▶ **What to work on**
Make an exact copy of the listing below.

(Data extracted from a collection)
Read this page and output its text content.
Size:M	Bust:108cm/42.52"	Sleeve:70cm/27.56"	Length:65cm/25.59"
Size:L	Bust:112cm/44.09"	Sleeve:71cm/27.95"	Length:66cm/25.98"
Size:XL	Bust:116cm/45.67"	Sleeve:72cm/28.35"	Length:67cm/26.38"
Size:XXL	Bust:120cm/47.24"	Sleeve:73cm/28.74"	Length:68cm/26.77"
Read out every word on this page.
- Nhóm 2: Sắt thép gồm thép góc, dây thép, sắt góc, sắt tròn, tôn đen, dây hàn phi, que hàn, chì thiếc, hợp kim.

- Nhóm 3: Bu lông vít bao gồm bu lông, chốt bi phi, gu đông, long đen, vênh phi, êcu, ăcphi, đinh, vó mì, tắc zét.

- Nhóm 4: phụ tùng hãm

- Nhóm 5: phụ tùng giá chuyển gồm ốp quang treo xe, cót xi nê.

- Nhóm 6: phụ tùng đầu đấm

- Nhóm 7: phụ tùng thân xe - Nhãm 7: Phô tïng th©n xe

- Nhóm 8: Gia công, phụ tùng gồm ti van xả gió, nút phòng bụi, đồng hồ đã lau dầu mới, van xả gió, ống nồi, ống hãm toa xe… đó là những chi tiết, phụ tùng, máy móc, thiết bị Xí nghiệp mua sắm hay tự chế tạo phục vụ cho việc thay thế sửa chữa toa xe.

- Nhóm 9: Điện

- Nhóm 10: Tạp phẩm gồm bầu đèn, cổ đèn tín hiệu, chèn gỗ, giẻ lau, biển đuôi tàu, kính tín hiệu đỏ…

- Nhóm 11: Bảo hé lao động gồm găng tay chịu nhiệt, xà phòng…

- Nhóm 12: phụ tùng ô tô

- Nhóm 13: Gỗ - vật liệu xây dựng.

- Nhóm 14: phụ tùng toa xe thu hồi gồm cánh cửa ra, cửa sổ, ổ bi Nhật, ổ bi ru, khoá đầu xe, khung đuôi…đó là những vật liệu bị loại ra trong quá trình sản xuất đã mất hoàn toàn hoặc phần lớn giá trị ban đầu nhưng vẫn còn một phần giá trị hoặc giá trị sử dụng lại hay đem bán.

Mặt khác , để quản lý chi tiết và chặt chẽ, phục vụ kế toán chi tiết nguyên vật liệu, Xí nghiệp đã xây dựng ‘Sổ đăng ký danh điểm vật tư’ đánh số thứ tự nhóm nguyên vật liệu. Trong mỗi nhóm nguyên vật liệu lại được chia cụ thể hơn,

▶ **Solution to this exercise**
Read this page and output its text content.
Size:M	Bust:108cm/42.52"	Sleeve:70cm/27.56"	Length:65cm/25.59"
Size:L	Bust:112cm/44.09"	Sleeve:71cm/27.95"	Length:66cm/25.98"
Size:XL	Bust:116cm/45.67"	Sleeve:72cm/28.35"	Length:67cm/26.38"
Size:XXL	Bust:120cm/47.24"	Sleeve:73cm/28.74"	Length:68cm/26.77"
Read out every word on this page.
- Nhóm 2: Sắt thép gồm thép góc, dây thép, sắt góc, sắt tròn, tôn đen, dây hàn phi, que hàn, chì thiếc, hợp kim.

- Nhóm 3: Bu lông vít bao gồm bu lông, chốt bi phi, gu đông, long đen, vênh phi, êcu, ăcphi, đinh, vó mì, tắc zét.

- Nhóm 4: phụ tùng hãm

- Nhóm 5: phụ tùng giá chuyển gồm ốp quang treo xe, cót xi nê.

- Nhóm 6: phụ tùng đầu đấm

- Nhóm 7: phụ tùng thân xe - Nhãm 7: Phô tïng th©n xe

- Nhóm 8: Gia công, phụ tùng gồm ti van xả gió, nút phòng bụi, đồng hồ đã lau dầu mới, van xả gió, ống nồi, ống hãm toa xe… đó là những chi tiết, phụ tùng, máy móc, thiết bị Xí nghiệp mua sắm hay tự chế tạo phục vụ cho việc thay thế sửa chữa toa xe.

- Nhóm 9: Điện

- Nhóm 10: Tạp phẩm gồm bầu đèn, cổ đèn tín hiệu, chèn gỗ, giẻ lau, biển đuôi tàu, kính tín hiệu đỏ…

- Nhóm 11: Bảo hé lao động gồm găng tay chịu nhiệt, xà phòng…

- Nhóm 12: phụ tùng ô tô

- Nhóm 13: Gỗ - vật liệu xây dựng.

- Nhóm 14: phụ tùng toa xe thu hồi gồm cánh cửa ra, cửa sổ, ổ bi Nhật, ổ bi ru, khoá đầu xe, khung đuôi…đó là những vật liệu bị loại ra trong quá trình sản xuất đã mất hoàn toàn hoặc phần lớn giá trị ban đầu nhưng vẫn còn một phần giá trị hoặc giá trị sử dụng lại hay đem bán.

Mặt khác , để quản lý chi tiết và chặt chẽ, phục vụ kế toán chi tiết nguyên vật liệu, Xí nghiệp đã xây dựng ‘Sổ đăng ký danh điểm vật tư’ đánh số thứ tự nhóm nguyên vật liệu. Trong mỗi nhóm nguyên vật liệu lại được chia cụ thể hơn,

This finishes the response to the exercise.